What is expected>
For each line of the data below that holds "degrees", copy the line.

Records shown>
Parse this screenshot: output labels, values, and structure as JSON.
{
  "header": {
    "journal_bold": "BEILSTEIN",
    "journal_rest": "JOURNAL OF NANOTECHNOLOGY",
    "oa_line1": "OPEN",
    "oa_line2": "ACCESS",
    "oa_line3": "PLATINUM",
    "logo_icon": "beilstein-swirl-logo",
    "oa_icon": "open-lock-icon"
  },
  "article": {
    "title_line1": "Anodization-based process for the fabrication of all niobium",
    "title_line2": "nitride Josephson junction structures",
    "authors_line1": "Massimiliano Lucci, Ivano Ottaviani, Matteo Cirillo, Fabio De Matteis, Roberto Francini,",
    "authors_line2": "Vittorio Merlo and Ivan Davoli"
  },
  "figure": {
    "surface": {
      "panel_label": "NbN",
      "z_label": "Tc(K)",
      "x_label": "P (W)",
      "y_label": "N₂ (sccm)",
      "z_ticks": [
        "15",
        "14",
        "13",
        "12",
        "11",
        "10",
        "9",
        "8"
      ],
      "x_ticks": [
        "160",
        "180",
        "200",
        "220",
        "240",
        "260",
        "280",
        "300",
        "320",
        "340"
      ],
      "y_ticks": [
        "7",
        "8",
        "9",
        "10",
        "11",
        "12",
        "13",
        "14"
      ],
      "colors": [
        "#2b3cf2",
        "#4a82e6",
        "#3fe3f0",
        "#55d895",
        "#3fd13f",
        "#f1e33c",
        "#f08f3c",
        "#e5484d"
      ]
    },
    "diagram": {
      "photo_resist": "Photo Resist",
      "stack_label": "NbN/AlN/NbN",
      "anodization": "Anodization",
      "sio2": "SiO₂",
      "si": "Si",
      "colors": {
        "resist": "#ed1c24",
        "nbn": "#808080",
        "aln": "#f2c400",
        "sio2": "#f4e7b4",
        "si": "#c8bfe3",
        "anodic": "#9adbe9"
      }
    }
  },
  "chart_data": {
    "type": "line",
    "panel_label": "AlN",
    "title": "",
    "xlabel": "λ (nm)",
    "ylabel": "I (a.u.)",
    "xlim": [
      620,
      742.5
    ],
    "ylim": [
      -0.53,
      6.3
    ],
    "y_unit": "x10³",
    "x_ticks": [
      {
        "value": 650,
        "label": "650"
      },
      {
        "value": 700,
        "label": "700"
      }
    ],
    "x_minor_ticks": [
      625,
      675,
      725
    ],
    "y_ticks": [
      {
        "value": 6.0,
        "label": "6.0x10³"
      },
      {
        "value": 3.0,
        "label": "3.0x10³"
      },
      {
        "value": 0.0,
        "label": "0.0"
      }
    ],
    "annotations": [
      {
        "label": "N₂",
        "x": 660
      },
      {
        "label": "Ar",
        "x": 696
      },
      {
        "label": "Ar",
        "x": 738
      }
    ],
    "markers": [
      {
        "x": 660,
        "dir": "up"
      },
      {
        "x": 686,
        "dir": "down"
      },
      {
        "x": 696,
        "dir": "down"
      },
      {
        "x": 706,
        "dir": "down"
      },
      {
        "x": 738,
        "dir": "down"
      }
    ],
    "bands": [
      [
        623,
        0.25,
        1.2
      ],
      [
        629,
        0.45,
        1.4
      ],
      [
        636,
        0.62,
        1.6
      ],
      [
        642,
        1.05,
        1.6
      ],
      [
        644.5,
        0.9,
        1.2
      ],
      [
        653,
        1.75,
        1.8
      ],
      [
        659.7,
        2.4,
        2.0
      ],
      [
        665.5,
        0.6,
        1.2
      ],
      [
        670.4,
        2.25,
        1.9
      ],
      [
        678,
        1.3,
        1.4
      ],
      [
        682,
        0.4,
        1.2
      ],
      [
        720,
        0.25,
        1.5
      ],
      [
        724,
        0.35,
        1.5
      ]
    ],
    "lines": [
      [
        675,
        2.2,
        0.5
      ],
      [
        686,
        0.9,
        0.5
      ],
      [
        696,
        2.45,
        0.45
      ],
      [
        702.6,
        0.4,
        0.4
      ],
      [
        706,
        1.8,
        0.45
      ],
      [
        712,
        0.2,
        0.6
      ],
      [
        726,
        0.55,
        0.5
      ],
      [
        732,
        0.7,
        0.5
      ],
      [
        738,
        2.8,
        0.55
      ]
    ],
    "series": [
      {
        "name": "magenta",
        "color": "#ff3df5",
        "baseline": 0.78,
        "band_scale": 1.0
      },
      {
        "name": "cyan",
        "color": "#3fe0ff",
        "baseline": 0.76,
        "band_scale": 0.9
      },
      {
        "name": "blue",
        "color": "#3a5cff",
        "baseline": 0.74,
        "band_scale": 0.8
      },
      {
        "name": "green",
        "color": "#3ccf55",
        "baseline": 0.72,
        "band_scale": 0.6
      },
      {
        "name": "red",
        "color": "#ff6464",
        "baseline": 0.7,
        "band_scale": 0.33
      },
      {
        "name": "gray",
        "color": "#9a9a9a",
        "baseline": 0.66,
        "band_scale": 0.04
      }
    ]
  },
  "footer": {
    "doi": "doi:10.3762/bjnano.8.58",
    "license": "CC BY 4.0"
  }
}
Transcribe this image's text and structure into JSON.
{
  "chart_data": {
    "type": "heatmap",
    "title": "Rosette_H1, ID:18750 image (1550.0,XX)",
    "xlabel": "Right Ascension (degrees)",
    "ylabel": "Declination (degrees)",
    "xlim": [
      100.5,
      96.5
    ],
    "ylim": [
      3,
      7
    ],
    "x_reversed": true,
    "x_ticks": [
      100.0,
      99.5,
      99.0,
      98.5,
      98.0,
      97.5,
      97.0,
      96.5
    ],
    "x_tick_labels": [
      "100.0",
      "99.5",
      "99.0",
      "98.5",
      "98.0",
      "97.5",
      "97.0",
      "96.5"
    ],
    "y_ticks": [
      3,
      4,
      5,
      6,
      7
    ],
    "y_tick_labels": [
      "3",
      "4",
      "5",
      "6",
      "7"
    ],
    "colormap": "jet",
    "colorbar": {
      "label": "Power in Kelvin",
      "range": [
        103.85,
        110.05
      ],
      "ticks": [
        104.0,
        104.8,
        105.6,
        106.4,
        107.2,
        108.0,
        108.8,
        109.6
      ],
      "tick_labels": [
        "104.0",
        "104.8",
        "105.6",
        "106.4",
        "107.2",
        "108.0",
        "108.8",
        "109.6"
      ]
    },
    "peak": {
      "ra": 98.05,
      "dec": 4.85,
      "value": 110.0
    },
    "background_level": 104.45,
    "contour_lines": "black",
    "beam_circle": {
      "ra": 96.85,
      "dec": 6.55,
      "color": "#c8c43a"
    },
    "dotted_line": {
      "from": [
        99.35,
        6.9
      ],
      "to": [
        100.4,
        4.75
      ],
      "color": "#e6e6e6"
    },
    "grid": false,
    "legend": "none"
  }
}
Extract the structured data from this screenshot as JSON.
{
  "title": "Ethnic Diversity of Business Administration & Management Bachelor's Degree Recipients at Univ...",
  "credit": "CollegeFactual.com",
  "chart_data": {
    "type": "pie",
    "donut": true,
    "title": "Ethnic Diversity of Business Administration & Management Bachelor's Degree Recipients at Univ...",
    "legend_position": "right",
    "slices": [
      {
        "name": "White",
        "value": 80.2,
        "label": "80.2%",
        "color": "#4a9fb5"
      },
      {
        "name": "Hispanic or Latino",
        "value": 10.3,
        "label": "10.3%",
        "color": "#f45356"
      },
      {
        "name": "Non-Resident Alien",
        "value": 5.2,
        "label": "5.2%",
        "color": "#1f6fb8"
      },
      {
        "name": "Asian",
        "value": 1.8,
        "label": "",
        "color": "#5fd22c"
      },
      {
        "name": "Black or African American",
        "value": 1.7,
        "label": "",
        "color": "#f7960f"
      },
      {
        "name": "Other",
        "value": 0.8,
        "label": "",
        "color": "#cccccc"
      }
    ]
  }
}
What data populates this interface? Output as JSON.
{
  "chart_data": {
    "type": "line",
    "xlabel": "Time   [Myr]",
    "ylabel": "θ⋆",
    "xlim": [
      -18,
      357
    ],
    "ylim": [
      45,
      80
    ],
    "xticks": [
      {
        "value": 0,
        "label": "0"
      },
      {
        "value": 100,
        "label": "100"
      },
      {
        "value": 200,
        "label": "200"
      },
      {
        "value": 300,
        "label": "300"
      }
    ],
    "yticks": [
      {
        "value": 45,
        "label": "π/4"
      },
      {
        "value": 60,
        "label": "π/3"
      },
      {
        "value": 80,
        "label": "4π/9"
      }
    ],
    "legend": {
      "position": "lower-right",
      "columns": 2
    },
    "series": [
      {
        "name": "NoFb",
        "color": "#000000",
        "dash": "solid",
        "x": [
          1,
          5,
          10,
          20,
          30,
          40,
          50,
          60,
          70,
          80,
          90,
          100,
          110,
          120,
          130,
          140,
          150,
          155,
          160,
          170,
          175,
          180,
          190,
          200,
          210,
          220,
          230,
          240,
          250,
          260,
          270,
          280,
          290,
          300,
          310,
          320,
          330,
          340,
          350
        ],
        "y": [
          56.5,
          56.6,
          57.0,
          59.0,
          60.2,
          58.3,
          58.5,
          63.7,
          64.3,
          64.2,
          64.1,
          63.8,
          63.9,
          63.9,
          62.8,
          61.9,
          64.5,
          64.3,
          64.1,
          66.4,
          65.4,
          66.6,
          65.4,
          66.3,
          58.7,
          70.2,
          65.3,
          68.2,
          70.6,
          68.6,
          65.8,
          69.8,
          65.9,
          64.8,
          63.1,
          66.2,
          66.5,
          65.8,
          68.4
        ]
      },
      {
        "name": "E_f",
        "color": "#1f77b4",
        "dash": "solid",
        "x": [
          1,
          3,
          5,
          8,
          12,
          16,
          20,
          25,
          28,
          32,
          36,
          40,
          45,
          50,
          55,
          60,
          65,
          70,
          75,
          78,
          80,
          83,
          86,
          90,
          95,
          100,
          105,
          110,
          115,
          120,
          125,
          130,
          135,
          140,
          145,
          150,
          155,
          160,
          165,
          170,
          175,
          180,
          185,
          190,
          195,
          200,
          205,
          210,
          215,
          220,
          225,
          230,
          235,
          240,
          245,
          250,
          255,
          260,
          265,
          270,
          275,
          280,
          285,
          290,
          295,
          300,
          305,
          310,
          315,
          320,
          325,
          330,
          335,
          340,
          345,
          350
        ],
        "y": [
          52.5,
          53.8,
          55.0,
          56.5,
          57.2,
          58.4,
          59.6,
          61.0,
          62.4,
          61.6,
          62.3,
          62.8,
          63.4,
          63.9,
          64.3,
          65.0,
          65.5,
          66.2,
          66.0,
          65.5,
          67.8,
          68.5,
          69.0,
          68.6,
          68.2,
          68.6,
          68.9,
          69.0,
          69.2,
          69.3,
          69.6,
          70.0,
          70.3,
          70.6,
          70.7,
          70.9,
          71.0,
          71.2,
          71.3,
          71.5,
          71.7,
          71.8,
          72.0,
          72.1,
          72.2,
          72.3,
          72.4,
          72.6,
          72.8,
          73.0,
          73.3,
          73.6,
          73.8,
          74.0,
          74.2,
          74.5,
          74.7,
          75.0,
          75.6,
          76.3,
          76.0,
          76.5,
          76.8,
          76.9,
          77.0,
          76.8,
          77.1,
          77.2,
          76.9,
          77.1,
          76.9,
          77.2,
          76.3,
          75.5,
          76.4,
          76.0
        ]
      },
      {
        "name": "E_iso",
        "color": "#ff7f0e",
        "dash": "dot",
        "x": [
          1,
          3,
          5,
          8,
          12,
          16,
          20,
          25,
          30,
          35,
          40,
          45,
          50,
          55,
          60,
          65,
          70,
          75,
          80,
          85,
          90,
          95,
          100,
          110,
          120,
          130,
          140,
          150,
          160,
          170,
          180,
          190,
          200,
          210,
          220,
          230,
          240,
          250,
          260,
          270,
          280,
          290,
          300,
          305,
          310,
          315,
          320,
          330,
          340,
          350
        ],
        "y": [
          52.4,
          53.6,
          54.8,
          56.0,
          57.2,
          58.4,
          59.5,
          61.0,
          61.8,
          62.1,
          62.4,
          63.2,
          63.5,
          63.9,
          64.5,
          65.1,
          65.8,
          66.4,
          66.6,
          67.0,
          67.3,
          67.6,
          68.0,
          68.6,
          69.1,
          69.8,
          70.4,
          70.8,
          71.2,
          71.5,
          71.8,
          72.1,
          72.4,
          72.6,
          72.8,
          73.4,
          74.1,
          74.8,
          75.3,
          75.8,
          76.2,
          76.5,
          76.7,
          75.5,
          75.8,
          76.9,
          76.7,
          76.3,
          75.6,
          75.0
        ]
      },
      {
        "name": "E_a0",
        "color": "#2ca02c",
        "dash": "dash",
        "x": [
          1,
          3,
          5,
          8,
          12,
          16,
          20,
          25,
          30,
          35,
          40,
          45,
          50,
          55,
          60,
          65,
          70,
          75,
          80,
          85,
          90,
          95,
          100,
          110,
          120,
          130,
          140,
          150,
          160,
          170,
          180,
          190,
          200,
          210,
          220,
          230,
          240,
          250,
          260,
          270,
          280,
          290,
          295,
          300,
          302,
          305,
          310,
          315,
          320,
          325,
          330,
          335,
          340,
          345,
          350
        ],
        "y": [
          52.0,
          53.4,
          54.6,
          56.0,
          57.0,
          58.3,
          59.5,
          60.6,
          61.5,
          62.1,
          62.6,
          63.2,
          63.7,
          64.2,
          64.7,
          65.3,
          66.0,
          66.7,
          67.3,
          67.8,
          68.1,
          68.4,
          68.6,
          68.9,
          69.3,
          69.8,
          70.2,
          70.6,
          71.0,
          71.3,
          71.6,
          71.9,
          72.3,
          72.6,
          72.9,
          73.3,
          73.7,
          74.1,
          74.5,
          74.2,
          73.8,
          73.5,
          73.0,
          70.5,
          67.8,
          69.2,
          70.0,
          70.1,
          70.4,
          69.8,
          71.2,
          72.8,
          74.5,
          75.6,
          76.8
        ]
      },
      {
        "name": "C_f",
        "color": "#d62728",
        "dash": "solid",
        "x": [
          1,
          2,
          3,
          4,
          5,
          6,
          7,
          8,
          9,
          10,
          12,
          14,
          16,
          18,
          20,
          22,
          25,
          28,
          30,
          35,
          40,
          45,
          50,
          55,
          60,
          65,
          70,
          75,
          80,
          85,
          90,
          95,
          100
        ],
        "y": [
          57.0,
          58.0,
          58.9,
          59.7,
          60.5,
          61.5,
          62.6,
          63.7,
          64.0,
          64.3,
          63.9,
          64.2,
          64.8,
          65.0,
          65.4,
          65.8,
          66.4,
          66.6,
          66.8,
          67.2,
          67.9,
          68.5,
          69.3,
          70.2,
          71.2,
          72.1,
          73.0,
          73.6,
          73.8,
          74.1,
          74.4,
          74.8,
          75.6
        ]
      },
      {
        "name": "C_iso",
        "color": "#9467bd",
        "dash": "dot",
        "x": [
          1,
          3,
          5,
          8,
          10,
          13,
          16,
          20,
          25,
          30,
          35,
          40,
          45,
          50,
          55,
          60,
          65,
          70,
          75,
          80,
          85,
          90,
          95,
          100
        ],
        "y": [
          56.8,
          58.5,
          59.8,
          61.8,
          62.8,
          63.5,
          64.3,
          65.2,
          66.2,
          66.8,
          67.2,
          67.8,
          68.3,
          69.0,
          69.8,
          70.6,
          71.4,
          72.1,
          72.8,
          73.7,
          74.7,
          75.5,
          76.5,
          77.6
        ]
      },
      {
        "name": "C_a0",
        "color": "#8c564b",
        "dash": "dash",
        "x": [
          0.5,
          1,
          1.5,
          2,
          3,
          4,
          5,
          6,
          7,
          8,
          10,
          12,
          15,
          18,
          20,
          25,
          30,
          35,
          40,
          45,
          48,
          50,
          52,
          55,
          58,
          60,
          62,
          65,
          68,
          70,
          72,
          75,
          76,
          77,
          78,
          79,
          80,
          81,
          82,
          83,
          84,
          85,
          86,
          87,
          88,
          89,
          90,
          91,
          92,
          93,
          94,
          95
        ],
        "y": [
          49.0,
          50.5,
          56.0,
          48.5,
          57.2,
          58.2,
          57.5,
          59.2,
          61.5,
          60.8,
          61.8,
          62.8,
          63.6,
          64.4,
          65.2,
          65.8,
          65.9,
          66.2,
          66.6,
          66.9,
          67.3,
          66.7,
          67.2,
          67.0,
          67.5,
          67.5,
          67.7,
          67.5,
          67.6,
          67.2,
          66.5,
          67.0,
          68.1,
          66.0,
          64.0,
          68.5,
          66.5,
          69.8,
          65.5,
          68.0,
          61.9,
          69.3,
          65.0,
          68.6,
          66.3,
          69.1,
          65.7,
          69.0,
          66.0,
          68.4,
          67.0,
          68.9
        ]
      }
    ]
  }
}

Result of this exercise>
    "xlabel": "Right Ascension (degrees)",
    "ylabel": "Declination (degrees)",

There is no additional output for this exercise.